**Written exercise**
Would you copy out the whole listing exactly as given?

## start Records for processing

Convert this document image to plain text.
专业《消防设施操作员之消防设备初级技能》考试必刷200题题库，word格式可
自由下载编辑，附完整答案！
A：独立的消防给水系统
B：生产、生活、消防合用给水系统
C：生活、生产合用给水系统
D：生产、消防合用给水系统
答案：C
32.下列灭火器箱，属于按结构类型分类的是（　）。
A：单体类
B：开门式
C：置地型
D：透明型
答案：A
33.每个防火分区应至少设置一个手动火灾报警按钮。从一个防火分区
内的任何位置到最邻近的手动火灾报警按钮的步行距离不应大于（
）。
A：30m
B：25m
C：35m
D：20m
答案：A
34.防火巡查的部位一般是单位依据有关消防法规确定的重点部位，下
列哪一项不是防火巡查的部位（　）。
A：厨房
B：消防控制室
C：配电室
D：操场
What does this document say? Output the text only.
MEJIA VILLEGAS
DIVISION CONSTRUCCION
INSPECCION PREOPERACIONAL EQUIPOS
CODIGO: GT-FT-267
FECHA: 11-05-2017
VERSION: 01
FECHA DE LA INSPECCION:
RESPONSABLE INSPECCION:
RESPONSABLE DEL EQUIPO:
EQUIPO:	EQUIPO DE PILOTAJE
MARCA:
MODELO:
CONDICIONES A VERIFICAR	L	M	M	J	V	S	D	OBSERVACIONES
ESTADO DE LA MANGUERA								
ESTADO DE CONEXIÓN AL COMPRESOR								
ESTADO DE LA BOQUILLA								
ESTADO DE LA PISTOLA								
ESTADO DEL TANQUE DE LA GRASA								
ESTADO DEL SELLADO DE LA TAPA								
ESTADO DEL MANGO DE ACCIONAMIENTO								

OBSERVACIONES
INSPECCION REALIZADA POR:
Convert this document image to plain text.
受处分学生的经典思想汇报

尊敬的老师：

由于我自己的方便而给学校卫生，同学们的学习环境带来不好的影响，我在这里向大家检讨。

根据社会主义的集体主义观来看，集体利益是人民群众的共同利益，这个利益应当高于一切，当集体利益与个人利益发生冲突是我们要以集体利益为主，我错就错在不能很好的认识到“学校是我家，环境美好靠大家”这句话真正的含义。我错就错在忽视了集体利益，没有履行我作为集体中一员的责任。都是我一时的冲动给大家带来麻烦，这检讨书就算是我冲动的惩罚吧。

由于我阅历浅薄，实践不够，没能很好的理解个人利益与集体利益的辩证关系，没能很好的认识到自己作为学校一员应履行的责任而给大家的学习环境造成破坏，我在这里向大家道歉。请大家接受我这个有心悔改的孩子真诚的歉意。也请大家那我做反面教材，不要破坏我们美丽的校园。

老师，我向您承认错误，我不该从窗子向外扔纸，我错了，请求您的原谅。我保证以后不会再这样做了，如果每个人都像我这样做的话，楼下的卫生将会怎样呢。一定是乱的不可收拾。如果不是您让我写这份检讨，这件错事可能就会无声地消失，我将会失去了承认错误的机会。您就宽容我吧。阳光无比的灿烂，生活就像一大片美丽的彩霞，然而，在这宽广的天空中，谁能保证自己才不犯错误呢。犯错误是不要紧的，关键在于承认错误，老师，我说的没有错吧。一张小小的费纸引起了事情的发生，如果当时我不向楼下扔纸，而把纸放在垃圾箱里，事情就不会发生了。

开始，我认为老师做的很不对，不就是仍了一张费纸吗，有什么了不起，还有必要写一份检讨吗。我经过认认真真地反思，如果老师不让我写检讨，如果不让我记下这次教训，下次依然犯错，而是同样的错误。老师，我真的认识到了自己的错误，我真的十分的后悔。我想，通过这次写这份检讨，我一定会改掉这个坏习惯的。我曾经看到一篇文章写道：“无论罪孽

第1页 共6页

## end Records for processing

**Task response**
Convert this document image to plain text.
专业《消防设施操作员之消防设备初级技能》考试必刷200题题库，word格式可
自由下载编辑，附完整答案！
A：独立的消防给水系统
B：生产、生活、消防合用给水系统
C：生活、生产合用给水系统
D：生产、消防合用给水系统
答案：C
32.下列灭火器箱，属于按结构类型分类的是（　）。
A：单体类
B：开门式
C：置地型
D：透明型
答案：A
33.每个防火分区应至少设置一个手动火灾报警按钮。从一个防火分区
内的任何位置到最邻近的手动火灾报警按钮的步行距离不应大于（
）。
A：30m
B：25m
C：35m
D：20m
答案：A
34.防火巡查的部位一般是单位依据有关消防法规确定的重点部位，下
列哪一项不是防火巡查的部位（　）。
A：厨房
B：消防控制室
C：配电室
D：操场
What does this document say? Output the text only.
MEJIA VILLEGAS
DIVISION CONSTRUCCION
INSPECCION PREOPERACIONAL EQUIPOS
CODIGO: GT-FT-267
FECHA: 11-05-2017
VERSION: 01
FECHA DE LA INSPECCION:
RESPONSABLE INSPECCION:
RESPONSABLE DEL EQUIPO:
EQUIPO:	EQUIPO DE PILOTAJE
MARCA:
MODELO:
CONDICIONES A VERIFICAR	L	M	M	J	V	S	D	OBSERVACIONES
ESTADO DE LA MANGUERA								
ESTADO DE CONEXIÓN AL COMPRESOR								
ESTADO DE LA BOQUILLA								
ESTADO DE LA PISTOLA								
ESTADO DEL TANQUE DE LA GRASA								
ESTADO DEL SELLADO DE LA TAPA								
ESTADO DEL MANGO DE ACCIONAMIENTO								

OBSERVACIONES
INSPECCION REALIZADA POR:
Convert this document image to plain text.
受处分学生的经典思想汇报

尊敬的老师：

由于我自己的方便而给学校卫生，同学们的学习环境带来不好的影响，我在这里向大家检讨。

根据社会主义的集体主义观来看，集体利益是人民群众的共同利益，这个利益应当高于一切，当集体利益与个人利益发生冲突是我们要以集体利益为主，我错就错在不能很好的认识到“学校是我家，环境美好靠大家”这句话真正的含义。我错就错在忽视了集体利益，没有履行我作为集体中一员的责任。都是我一时的冲动给大家带来麻烦，这检讨书就算是我冲动的惩罚吧。

由于我阅历浅薄，实践不够，没能很好的理解个人利益与集体利益的辩证关系，没能很好的认识到自己作为学校一员应履行的责任而给大家的学习环境造成破坏，我在这里向大家道歉。请大家接受我这个有心悔改的孩子真诚的歉意。也请大家那我做反面教材，不要破坏我们美丽的校园。

老师，我向您承认错误，我不该从窗子向外扔纸，我错了，请求您的原谅。我保证以后不会再这样做了，如果每个人都像我这样做的话，楼下的卫生将会怎样呢。一定是乱的不可收拾。如果不是您让我写这份检讨，这件错事可能就会无声地消失，我将会失去了承认错误的机会。您就宽容我吧。阳光无比的灿烂，生活就像一大片美丽的彩霞，然而，在这宽广的天空中，谁能保证自己才不犯错误呢。犯错误是不要紧的，关键在于承认错误，老师，我说的没有错吧。一张小小的费纸引起了事情的发生，如果当时我不向楼下扔纸，而把纸放在垃圾箱里，事情就不会发生了。

开始，我认为老师做的很不对，不就是仍了一张费纸吗，有什么了不起，还有必要写一份检讨吗。我经过认认真真地反思，如果老师不让我写检讨，如果不让我记下这次教训，下次依然犯错，而是同样的错误。老师，我真的认识到了自己的错误，我真的十分的后悔。我想，通过这次写这份检讨，我一定会改掉这个坏习惯的。我曾经看到一篇文章写道：“无论罪孽

第1页 共6页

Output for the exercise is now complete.